— Start of DOCUMENT PASSAGE —
After a relatively uneventful first day, on the second day the prisoners in Cell 1 blockaded their cell door with their beds and took off their stocking caps, refusing to come out or follow the guards' instructions. Guards from other shifts volunteered to work extra hours, to assist in subduing the revolt, and subsequently attacked the prisoners with fire extinguishers without being supervised by the research staff. Finding that handling nine cell mates with only three guards per shift was challenging, one of the guards suggested they use psychological tactics to control them. They set up a "privilege cell" in which prisoners who were not involved in the riot were treated with special rewards, such as higher quality meals. The "privileged" inmates chose not to eat the meal in commiseration with their fellow prisoners.

After only 36 hours, one prisoner began to act "crazy", as Zimbardo described: "#8612 then began to act crazy, to scream, to curse, to go into a rage that seemed out of control. It took quite a while before we became convinced that he was really suffering and that we had to release him."

Guards forced the prisoners to repeat their assigned numbers[12] to reinforce the idea that this was their new identity. Guards soon used these prisoner counts to harass the prisoners, using physical punishment such as protracted exercise for errors in the prisoner count. Sanitary conditions declined rapidly, exacerbated by the guards' refusal to allow some prisoners to urinate or defecate anywhere but in a bucket placed in their cell. As punishment, the guards would not let the prisoners empty the sanitation bucket. Mattresses were a valued item in the prison, so the guards would punish prisoners by removing their mattresses, leaving them to sleep on concrete. Some prisoners were forced to be naked as a method of degradation. Several guards became increasingly cruel as the experiment continued; experimenters reported that approximately one-third of the guards exhibited genuine sadistic tendencies. Most of the guards were upset when the experiment concluded after only six days.

Zimbardo mentions his own absorption in the experiment. On the fourth day, some of the guards stated they heard a rumor that the released prisoner was going to come back with his friends and free the remaining inmates. Zimbardo and the guards disassembled the prison and moved it onto a different floor of the building. Zimbardo himself waited in the basement, in case the released prisoner showed up, and planned to tell him that the experiment had been terminated. The released prisoner never returned, and the prison was rebuilt in the basement.

Zimbardo argued that the prisoners had internalized their roles, since some had stated they would accept "parole" even if it would mean forfeiting their pay, despite the fact that quitting would have achieved the same result without the delay involved in waiting for their parole requests to be granted or denied.[13] Zimbardo argued they had no reason for continued participation in the experiment after having lost all monetary compensation, yet they did, because they had internalized the prisoner identity.
— End of DOCUMENT PASSAGE —
— Start of EXTRACTED ENTRIES —
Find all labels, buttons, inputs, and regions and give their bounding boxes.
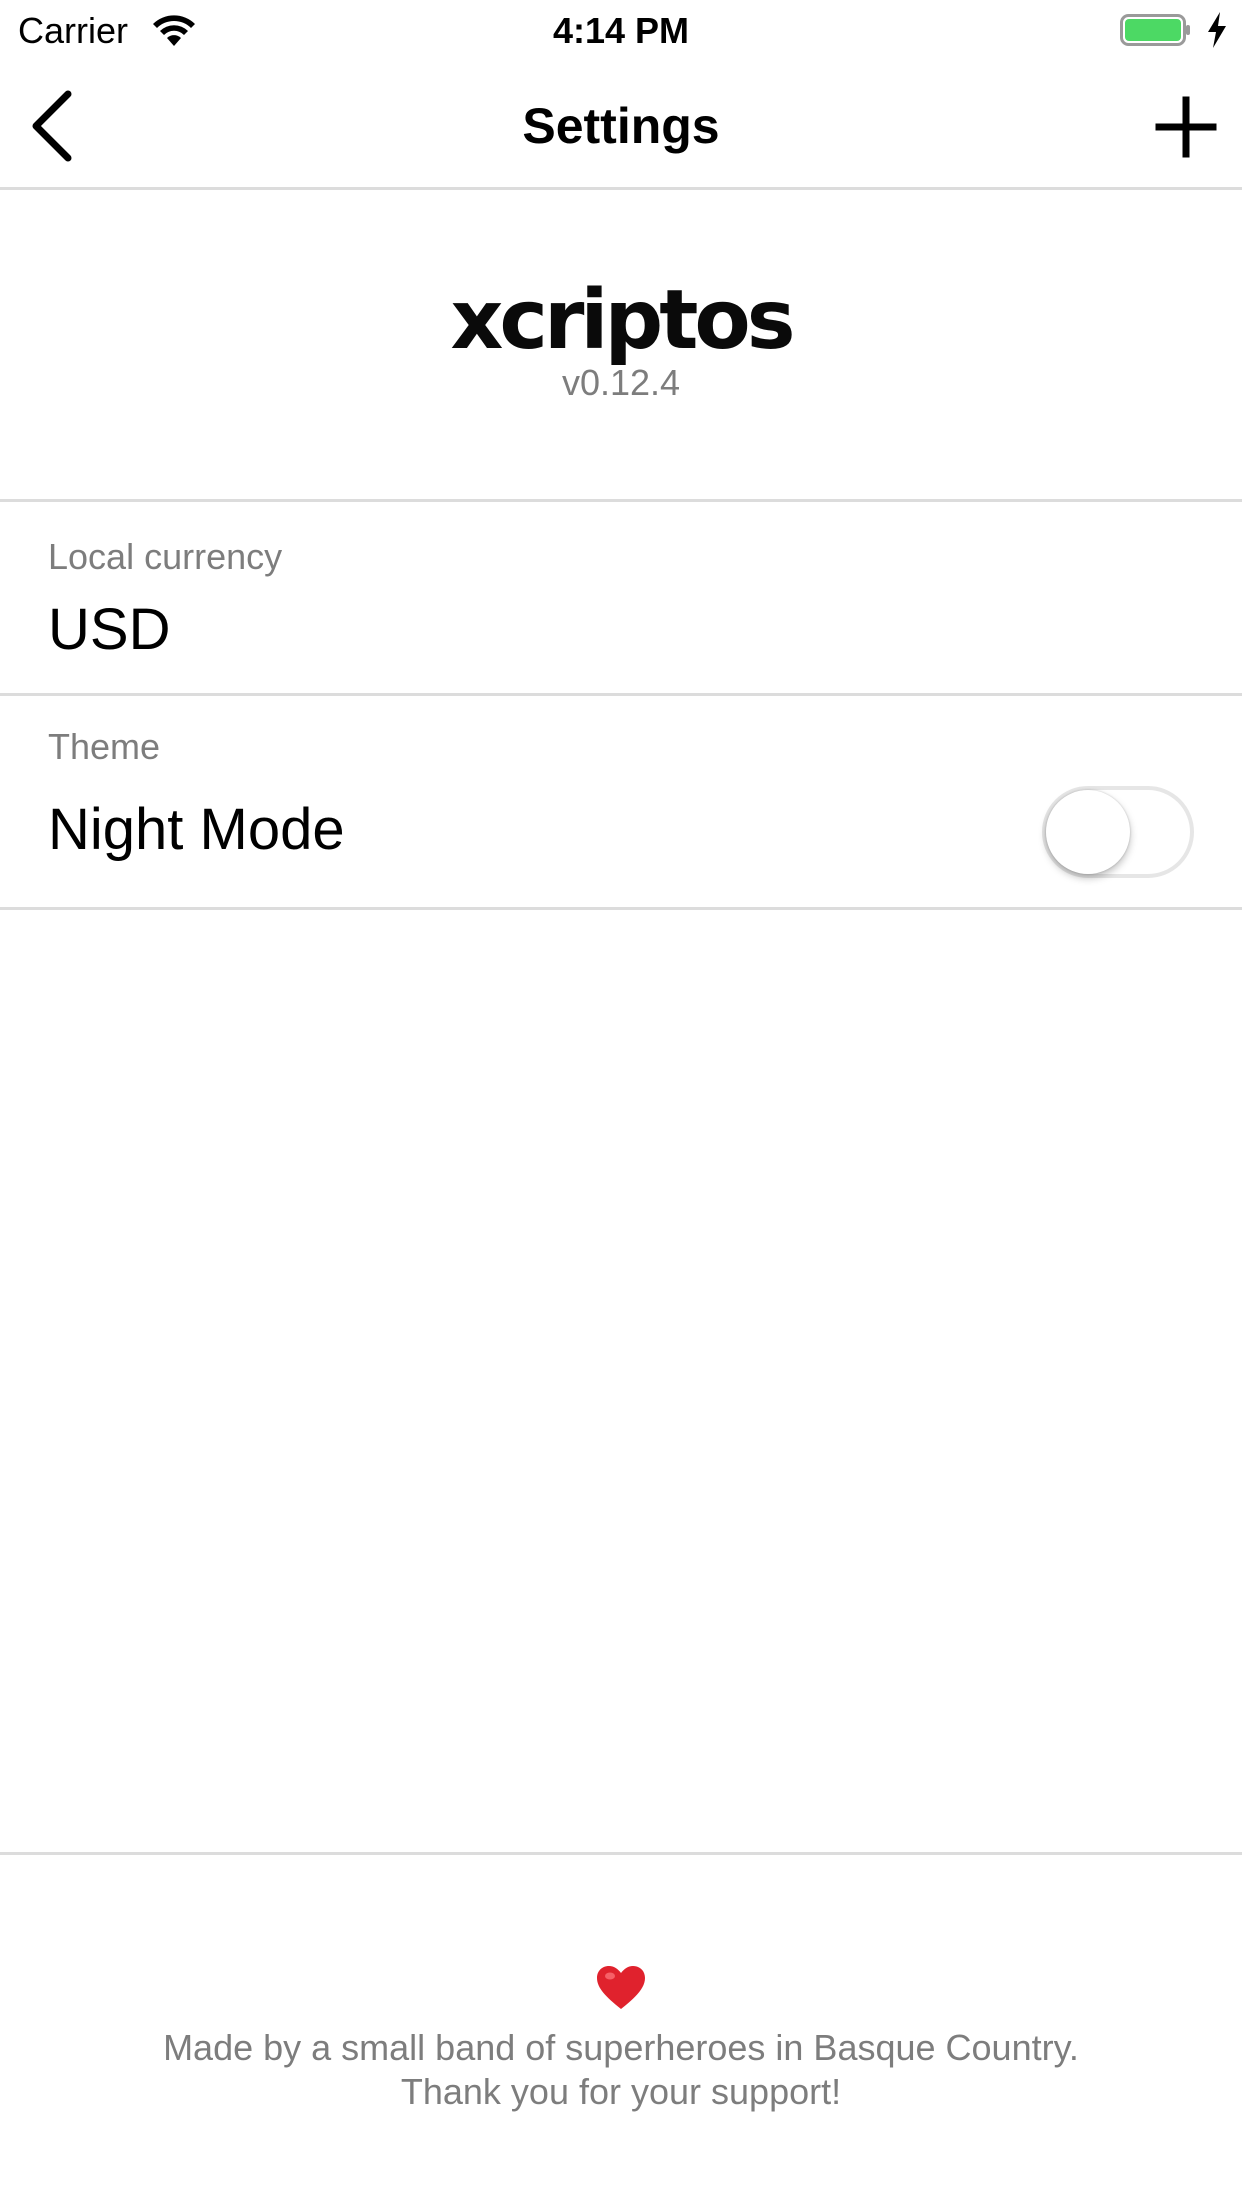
local-currency-label: Local currency [48,536,283,577]
footer-credit-text: Made by a small band of superheroes in B… [163,2027,1079,2068]
theme-label: Theme [48,726,161,767]
footer-thanks-text: Thank you for your support! [400,2071,842,2112]
footer: Made by a small band of superheroes in B… [0,1852,1242,2208]
page-title: Settings [522,98,720,154]
toggle-knob [1046,790,1130,874]
status-bar: Carrier 4:14 PM [0,0,1242,62]
settings-screen: Carrier 4:14 PM Settings xcriptos v0.12.… [0,0,1242,2208]
plus-icon[interactable] [1144,84,1228,168]
app-version: v0.12.4 [561,362,681,403]
status-time: 4:14 PM [552,10,690,51]
app-logo: xcriptos [450,273,795,368]
battery-icon [1120,14,1190,46]
night-mode-label: Night Mode [48,797,345,862]
local-currency-row[interactable]: Local currency USD [0,502,1242,696]
local-currency-value: USD [48,597,171,662]
charging-bolt-icon [1208,12,1226,48]
navigation-bar: Settings [0,62,1242,190]
theme-row: Theme Night Mode [0,696,1242,910]
heart-icon [597,1966,645,2009]
night-mode-toggle[interactable] [1042,786,1194,878]
app-info-section: xcriptos v0.12.4 [0,190,1242,502]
— End of EXTRACTED ENTRIES —
» **WHAT YOU HAVE TO DO**: In the prison experiment passage, what did the guards take away from prisoners as punishment, leaving them to sleep on concrete?

» **TASK ANSWER**: Their mattresses.